Ablative Armor
The concepts of ablative armor are both real and fictional, this deals with them both.
Ablative armor is a material that is designed to protect a ship when the shields are down. It is designed to be destroyed when hit, basically vaporizes to protect the ship.
Tanks use something similar, called reactive armor (uses layers of explosives to stop armor-piercing ammo). There is also something called regenerative ablative armor, which is able to regenerate and thus take more hits. The regenerate ablative armor does use power though, so it is similar to regular shields in that regard.
The mass of ablative armor plays a big part in how much damage it is able to absorb, even a 10% difference in mass once you reach a certain point can add about 100% more damage protection (in fiction, we’ll see how this work in real life when ablative armor becomes a reality).
Weapons fire isn’t the only thing that ablative armor can accomplish. It is commonly seen in space crafts, nuclear warheads, inside rockets. The process of blowing could allow the ablated vapor to push away gases from the missile or ship, after the armor is state changed into a vapor.
-----
→ TASK 1
Alter the stretch of the ablative armor text from "Ablative armor is" through "in that regard." by putting "deflectors" in place of "shields".
→ TASK 2
Answer these questions from the ablative armor text:
(a) What does the reactive armor used on tanks consist of?
(b) How much additional damage protection can a 10% difference in mass add?
(c) Where, besides protection from weapons fire, is ablative armor commonly seen?
→ TASK 3
Resume the ablative armor text from the point where it stops.

→ DATA RECORDS
-----
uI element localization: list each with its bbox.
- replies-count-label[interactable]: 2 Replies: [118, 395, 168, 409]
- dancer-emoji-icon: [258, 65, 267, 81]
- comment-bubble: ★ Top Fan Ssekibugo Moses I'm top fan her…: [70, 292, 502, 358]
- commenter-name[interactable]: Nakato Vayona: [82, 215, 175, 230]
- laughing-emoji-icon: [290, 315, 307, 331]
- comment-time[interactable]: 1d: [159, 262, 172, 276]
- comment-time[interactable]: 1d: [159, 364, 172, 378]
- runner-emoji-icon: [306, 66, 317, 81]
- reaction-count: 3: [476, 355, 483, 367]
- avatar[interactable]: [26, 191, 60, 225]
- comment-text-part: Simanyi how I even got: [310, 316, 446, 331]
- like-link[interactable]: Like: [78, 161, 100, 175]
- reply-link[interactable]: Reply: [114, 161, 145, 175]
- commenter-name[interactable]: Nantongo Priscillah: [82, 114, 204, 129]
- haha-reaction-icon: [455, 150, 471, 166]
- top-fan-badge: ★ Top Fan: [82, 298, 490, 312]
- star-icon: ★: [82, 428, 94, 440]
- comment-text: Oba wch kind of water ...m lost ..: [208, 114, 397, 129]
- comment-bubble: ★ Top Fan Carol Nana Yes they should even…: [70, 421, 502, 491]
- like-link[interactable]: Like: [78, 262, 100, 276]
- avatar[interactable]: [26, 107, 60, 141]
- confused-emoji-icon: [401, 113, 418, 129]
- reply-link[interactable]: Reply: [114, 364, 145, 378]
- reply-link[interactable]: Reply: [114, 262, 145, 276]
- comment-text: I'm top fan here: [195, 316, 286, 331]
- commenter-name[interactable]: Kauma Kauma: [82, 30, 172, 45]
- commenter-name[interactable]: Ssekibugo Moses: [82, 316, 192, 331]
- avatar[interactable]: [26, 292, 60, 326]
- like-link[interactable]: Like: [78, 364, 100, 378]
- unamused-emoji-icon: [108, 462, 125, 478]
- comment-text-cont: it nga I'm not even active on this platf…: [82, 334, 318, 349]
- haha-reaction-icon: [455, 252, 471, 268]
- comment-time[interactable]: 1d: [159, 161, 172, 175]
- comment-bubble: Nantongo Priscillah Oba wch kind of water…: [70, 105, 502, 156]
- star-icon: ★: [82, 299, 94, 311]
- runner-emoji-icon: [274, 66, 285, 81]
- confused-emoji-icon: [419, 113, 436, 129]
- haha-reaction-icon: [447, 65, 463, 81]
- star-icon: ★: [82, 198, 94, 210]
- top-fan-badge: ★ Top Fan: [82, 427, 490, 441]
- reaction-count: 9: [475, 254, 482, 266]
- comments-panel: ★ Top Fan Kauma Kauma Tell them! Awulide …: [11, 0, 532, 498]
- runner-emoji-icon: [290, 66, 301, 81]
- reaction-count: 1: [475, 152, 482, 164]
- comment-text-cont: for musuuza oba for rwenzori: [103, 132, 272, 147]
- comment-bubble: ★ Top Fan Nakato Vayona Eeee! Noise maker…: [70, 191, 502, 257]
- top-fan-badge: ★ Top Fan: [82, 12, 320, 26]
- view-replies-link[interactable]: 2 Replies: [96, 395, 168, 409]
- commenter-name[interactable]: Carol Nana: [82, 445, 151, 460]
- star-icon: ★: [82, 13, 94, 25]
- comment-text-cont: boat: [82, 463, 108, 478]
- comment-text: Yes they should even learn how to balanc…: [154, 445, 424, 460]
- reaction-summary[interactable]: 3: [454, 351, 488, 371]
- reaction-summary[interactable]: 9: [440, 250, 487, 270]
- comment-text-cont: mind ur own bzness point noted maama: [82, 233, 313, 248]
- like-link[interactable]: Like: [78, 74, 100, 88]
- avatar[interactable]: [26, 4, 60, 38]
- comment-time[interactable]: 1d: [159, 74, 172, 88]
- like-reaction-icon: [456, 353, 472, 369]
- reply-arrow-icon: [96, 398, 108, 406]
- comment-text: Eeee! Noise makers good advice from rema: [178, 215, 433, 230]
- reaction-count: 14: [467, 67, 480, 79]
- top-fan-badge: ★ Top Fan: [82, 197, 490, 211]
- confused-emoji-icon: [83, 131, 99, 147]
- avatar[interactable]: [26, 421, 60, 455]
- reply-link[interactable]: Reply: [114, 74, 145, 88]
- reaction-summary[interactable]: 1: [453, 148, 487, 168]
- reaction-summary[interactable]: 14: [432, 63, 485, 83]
-----
→ WRITTEN REPLY 1
Ablative armor is a material that is designed to protect a ship when the deflectors are down. It is designed to be destroyed when hit, basically vaporizes to protect the ship.
Tanks use something similar, called reactive armor (uses layers of explosives to stop armor-piercing ammo). There is also something called regenerative ablative armor, which is able to regenerate and thus take more hits. The regenerate ablative armor does use power though, so it is similar to regular deflectors in that regard.

→ WRITTEN REPLY 2
(a) Layers of explosives that stop armor-piercing ammo.
(b) About 100% more damage protection, once a certain point is reached (in fiction).
(c) In space crafts, nuclear warheads, and inside rockets.

→ WRITTEN REPLY 3
In the last episodes of Voyager, Admiral Janeway runs from a Klingon ship to bring Voyager info, new torpedoes and ablative armor. Hopefully we will have workable ablative armor before the year 2371 (when it was first introduced in the Star Trek world).
It is suggested that Fullerene would be a good choice for real creation of ablative armor in the future, although it is still early on and not easy to create yet. When futuristic type weapons like beam, particle and energy weapons become more prominent, we’ll start to see a huge need for ablative armor. Space colonies and ships will have demand for it because of it’s heat and radiation.